**EXERCISE DIRECTIONS:** Report all lines from the entries below in which "this" appears.

Stored data entries
======
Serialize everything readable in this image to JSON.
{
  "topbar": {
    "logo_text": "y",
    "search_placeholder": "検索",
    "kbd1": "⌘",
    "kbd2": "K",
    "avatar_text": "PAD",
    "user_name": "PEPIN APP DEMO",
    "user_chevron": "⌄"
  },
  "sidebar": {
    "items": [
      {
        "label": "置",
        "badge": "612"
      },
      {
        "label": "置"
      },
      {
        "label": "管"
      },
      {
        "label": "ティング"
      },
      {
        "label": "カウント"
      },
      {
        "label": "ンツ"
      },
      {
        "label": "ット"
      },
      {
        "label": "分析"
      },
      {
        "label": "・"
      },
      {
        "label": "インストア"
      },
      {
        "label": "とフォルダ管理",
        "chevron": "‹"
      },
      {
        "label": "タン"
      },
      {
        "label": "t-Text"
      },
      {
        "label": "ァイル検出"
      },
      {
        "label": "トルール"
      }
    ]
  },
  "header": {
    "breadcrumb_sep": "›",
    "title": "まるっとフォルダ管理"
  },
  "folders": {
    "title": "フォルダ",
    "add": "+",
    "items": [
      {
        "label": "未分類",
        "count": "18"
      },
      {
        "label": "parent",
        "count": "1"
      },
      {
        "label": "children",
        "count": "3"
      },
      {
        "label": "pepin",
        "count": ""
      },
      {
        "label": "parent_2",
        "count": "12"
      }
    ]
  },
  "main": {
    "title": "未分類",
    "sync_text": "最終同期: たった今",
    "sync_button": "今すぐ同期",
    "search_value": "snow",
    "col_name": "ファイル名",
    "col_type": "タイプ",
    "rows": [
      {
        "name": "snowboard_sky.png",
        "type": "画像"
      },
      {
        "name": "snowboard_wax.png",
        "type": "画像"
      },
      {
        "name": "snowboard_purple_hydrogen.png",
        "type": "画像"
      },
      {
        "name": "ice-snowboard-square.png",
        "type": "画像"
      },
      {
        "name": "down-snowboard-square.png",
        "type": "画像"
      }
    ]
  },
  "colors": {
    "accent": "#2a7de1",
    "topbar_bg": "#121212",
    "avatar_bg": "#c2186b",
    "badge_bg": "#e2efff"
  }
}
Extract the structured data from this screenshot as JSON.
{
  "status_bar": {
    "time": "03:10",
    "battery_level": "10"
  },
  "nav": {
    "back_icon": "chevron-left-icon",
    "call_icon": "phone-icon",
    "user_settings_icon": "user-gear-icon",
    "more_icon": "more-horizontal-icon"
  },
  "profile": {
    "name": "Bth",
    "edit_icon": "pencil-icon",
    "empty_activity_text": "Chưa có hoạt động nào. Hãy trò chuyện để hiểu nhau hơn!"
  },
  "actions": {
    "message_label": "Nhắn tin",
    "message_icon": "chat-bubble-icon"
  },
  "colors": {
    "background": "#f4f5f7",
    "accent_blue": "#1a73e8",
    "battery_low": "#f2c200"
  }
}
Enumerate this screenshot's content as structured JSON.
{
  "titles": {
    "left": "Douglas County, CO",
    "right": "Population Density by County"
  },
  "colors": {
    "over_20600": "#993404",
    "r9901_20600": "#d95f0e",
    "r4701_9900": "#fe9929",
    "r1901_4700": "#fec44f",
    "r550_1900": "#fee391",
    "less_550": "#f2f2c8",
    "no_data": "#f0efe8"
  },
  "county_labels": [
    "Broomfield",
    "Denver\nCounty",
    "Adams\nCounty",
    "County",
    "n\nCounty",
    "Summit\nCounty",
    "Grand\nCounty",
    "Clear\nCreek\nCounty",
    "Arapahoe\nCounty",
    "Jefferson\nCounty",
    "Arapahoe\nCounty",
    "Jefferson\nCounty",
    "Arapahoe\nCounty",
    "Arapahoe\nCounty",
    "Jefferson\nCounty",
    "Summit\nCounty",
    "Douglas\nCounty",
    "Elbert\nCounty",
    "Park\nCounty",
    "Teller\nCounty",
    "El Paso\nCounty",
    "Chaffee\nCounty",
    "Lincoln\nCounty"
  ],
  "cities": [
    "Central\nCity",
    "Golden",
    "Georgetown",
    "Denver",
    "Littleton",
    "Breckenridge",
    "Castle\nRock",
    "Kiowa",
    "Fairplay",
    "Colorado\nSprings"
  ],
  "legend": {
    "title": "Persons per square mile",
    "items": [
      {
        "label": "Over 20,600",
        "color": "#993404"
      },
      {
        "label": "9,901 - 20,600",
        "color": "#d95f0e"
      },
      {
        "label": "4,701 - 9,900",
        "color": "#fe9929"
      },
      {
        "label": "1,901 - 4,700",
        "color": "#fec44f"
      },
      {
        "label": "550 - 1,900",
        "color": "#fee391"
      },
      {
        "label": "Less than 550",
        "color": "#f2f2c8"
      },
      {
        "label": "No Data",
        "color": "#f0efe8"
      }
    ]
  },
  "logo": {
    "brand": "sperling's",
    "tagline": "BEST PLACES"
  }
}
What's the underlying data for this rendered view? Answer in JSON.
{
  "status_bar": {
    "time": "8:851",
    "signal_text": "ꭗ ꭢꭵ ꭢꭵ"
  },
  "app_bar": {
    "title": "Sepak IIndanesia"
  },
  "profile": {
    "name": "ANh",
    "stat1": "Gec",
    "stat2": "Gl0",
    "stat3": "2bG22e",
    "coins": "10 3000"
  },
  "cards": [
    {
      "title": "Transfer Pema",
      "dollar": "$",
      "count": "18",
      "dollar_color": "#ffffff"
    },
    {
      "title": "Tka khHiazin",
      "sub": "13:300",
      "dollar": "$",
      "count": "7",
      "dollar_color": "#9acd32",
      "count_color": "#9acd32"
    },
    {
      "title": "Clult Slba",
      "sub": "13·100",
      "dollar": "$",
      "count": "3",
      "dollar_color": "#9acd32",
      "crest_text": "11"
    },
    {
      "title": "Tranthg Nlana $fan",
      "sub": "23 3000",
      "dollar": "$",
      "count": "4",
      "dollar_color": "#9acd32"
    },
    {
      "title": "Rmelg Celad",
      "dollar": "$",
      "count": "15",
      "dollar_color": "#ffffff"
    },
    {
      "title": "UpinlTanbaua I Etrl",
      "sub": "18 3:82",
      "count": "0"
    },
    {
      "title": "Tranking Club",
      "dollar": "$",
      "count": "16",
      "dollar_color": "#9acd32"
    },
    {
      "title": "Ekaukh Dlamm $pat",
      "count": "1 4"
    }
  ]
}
======
**REPLY TO THE EXERCISE:**
Serialize everything readable in this image to JSON.
Extract the structured data from this screenshot as JSON.
Enumerate this screenshot's content as structured JSON.
What's the underlying data for this rendered view? Answer in JSON.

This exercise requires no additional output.